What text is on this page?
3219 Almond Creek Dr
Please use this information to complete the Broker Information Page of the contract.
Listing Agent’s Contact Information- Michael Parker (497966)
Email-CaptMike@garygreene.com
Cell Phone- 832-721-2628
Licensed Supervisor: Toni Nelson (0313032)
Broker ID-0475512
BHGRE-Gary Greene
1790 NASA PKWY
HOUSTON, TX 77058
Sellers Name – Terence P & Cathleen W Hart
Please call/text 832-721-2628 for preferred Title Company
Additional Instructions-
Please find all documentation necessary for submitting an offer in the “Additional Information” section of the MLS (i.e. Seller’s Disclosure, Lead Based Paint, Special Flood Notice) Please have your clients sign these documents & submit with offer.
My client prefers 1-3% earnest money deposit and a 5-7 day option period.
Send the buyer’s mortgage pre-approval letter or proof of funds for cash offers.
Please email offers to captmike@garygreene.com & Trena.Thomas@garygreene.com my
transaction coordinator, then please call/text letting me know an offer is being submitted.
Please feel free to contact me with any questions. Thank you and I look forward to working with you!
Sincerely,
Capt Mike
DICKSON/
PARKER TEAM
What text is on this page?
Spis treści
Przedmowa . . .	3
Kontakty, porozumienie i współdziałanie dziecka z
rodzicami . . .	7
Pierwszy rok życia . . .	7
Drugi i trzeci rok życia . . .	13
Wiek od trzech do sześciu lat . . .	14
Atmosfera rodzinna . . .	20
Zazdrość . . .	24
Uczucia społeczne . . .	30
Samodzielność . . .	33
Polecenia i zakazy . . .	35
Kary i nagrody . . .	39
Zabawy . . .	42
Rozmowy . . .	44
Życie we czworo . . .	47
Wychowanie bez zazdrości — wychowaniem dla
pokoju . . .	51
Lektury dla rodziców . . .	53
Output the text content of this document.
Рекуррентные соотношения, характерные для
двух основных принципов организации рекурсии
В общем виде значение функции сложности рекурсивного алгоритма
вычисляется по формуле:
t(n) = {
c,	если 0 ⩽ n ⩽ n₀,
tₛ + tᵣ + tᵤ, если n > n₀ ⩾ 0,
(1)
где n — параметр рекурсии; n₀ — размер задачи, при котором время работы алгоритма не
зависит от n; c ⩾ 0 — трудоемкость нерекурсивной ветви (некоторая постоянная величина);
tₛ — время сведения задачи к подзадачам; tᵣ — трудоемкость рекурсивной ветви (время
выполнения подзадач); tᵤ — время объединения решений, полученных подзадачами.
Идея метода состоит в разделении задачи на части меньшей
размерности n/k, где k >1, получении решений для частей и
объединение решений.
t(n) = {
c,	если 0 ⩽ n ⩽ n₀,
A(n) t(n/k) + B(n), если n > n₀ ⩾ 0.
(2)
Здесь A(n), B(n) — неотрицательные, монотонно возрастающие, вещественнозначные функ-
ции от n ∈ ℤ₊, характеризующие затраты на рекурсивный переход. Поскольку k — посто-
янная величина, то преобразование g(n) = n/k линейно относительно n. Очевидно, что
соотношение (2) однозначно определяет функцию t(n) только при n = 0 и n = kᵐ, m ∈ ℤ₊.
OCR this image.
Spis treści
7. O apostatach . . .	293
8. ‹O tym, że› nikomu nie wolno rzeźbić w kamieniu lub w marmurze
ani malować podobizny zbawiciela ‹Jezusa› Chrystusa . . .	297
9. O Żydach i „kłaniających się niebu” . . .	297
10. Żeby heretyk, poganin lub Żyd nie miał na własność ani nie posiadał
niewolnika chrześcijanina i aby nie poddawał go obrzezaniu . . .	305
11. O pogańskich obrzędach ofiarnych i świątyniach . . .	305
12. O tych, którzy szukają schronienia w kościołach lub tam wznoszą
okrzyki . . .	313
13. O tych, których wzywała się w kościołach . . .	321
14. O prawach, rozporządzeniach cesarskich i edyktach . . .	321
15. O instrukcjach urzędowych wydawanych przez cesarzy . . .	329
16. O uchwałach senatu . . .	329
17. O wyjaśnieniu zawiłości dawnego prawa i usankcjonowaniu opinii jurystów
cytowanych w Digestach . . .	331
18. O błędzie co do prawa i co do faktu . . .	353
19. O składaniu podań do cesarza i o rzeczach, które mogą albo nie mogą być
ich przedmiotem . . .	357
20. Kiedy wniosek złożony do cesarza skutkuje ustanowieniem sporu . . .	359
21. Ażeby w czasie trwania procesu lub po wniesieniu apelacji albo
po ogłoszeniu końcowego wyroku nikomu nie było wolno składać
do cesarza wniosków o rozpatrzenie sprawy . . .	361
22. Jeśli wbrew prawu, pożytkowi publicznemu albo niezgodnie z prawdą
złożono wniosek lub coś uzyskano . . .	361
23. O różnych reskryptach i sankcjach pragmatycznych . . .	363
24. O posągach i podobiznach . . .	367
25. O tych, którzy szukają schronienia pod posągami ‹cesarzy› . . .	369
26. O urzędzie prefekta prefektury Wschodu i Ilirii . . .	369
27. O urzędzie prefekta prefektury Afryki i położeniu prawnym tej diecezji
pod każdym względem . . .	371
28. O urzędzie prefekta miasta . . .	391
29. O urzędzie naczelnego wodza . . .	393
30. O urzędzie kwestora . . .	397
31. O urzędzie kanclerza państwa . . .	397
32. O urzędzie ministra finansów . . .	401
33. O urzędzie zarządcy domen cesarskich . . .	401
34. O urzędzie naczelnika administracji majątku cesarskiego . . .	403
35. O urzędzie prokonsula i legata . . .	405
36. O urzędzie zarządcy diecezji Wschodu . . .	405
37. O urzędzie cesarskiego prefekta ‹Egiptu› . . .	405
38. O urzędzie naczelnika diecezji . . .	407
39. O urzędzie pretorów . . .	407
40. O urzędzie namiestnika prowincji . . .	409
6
----------------------------------------
The task
Go through the data and return every record exactly.

Task response
What text is on this page?
3219 Almond Creek Dr
Please use this information to complete the Broker Information Page of the contract.
Listing Agent’s Contact Information- Michael Parker (497966)
Email-CaptMike@garygreene.com
Cell Phone- 832-721-2628
Licensed Supervisor: Toni Nelson (0313032)
Broker ID-0475512
BHGRE-Gary Greene
1790 NASA PKWY
HOUSTON, TX 77058
Sellers Name – Terence P & Cathleen W Hart
Please call/text 832-721-2628 for preferred Title Company
Additional Instructions-
Please find all documentation necessary for submitting an offer in the “Additional Information” section of the MLS (i.e. Seller’s Disclosure, Lead Based Paint, Special Flood Notice) Please have your clients sign these documents & submit with offer.
My client prefers 1-3% earnest money deposit and a 5-7 day option period.
Send the buyer’s mortgage pre-approval letter or proof of funds for cash offers.
Please email offers to captmike@garygreene.com & Trena.Thomas@garygreene.com my
transaction coordinator, then please call/text letting me know an offer is being submitted.
Please feel free to contact me with any questions. Thank you and I look forward to working with you!
Sincerely,
Capt Mike
DICKSON/
PARKER TEAM
What text is on this page?
Spis treści
Przedmowa . . .	3
Kontakty, porozumienie i współdziałanie dziecka z
rodzicami . . .	7
Pierwszy rok życia . . .	7
Drugi i trzeci rok życia . . .	13
Wiek od trzech do sześciu lat . . .	14
Atmosfera rodzinna . . .	20
Zazdrość . . .	24
Uczucia społeczne . . .	30
Samodzielność . . .	33
Polecenia i zakazy . . .	35
Kary i nagrody . . .	39
Zabawy . . .	42
Rozmowy . . .	44
Życie we czworo . . .	47
Wychowanie bez zazdrości — wychowaniem dla
pokoju . . .	51
Lektury dla rodziców . . .	53
Output the text content of this document.
Рекуррентные соотношения, характерные для
двух основных принципов организации рекурсии
В общем виде значение функции сложности рекурсивного алгоритма
вычисляется по формуле:
t(n) = {
c,	если 0 ⩽ n ⩽ n₀,
tₛ + tᵣ + tᵤ, если n > n₀ ⩾ 0,
(1)
где n — параметр рекурсии; n₀ — размер задачи, при котором время работы алгоритма не
зависит от n; c ⩾ 0 — трудоемкость нерекурсивной ветви (некоторая постоянная величина);
tₛ — время сведения задачи к подзадачам; tᵣ — трудоемкость рекурсивной ветви (время
выполнения подзадач); tᵤ — время объединения решений, полученных подзадачами.
Идея метода состоит в разделении задачи на части меньшей
размерности n/k, где k >1, получении решений для частей и
объединение решений.
t(n) = {
c,	если 0 ⩽ n ⩽ n₀,
A(n) t(n/k) + B(n), если n > n₀ ⩾ 0.
(2)
Здесь A(n), B(n) — неотрицательные, монотонно возрастающие, вещественнозначные функ-
ции от n ∈ ℤ₊, характеризующие затраты на рекурсивный переход. Поскольку k — посто-
янная величина, то преобразование g(n) = n/k линейно относительно n. Очевидно, что
соотношение (2) однозначно определяет функцию t(n) только при n = 0 и n = kᵐ, m ∈ ℤ₊.
OCR this image.
Spis treści
7. O apostatach . . .	293
8. ‹O tym, że› nikomu nie wolno rzeźbić w kamieniu lub w marmurze
ani malować podobizny zbawiciela ‹Jezusa› Chrystusa . . .	297
9. O Żydach i „kłaniających się niebu” . . .	297
10. Żeby heretyk, poganin lub Żyd nie miał na własność ani nie posiadał
niewolnika chrześcijanina i aby nie poddawał go obrzezaniu . . .	305
11. O pogańskich obrzędach ofiarnych i świątyniach . . .	305
12. O tych, którzy szukają schronienia w kościołach lub tam wznoszą
okrzyki . . .	313
13. O tych, których wzywała się w kościołach . . .	321
14. O prawach, rozporządzeniach cesarskich i edyktach . . .	321
15. O instrukcjach urzędowych wydawanych przez cesarzy . . .	329
16. O uchwałach senatu . . .	329
17. O wyjaśnieniu zawiłości dawnego prawa i usankcjonowaniu opinii jurystów
cytowanych w Digestach . . .	331
18. O błędzie co do prawa i co do faktu . . .	353
19. O składaniu podań do cesarza i o rzeczach, które mogą albo nie mogą być
ich przedmiotem . . .	357
20. Kiedy wniosek złożony do cesarza skutkuje ustanowieniem sporu . . .	359
21. Ażeby w czasie trwania procesu lub po wniesieniu apelacji albo
po ogłoszeniu końcowego wyroku nikomu nie było wolno składać
do cesarza wniosków o rozpatrzenie sprawy . . .	361
22. Jeśli wbrew prawu, pożytkowi publicznemu albo niezgodnie z prawdą
złożono wniosek lub coś uzyskano . . .	361
23. O różnych reskryptach i sankcjach pragmatycznych . . .	363
24. O posągach i podobiznach . . .	367
25. O tych, którzy szukają schronienia pod posągami ‹cesarzy› . . .	369
26. O urzędzie prefekta prefektury Wschodu i Ilirii . . .	369
27. O urzędzie prefekta prefektury Afryki i położeniu prawnym tej diecezji
pod każdym względem . . .	371
28. O urzędzie prefekta miasta . . .	391
29. O urzędzie naczelnego wodza . . .	393
30. O urzędzie kwestora . . .	397
31. O urzędzie kanclerza państwa . . .	397
32. O urzędzie ministra finansów . . .	401
33. O urzędzie zarządcy domen cesarskich . . .	401
34. O urzędzie naczelnika administracji majątku cesarskiego . . .	403
35. O urzędzie prokonsula i legata . . .	405
36. O urzędzie zarządcy diecezji Wschodu . . .	405
37. O urzędzie cesarskiego prefekta ‹Egiptu› . . .	405
38. O urzędzie naczelnika diecezji . . .	407
39. O urzędzie pretorów . . .	407
40. O urzędzie namiestnika prowincji . . .	409
6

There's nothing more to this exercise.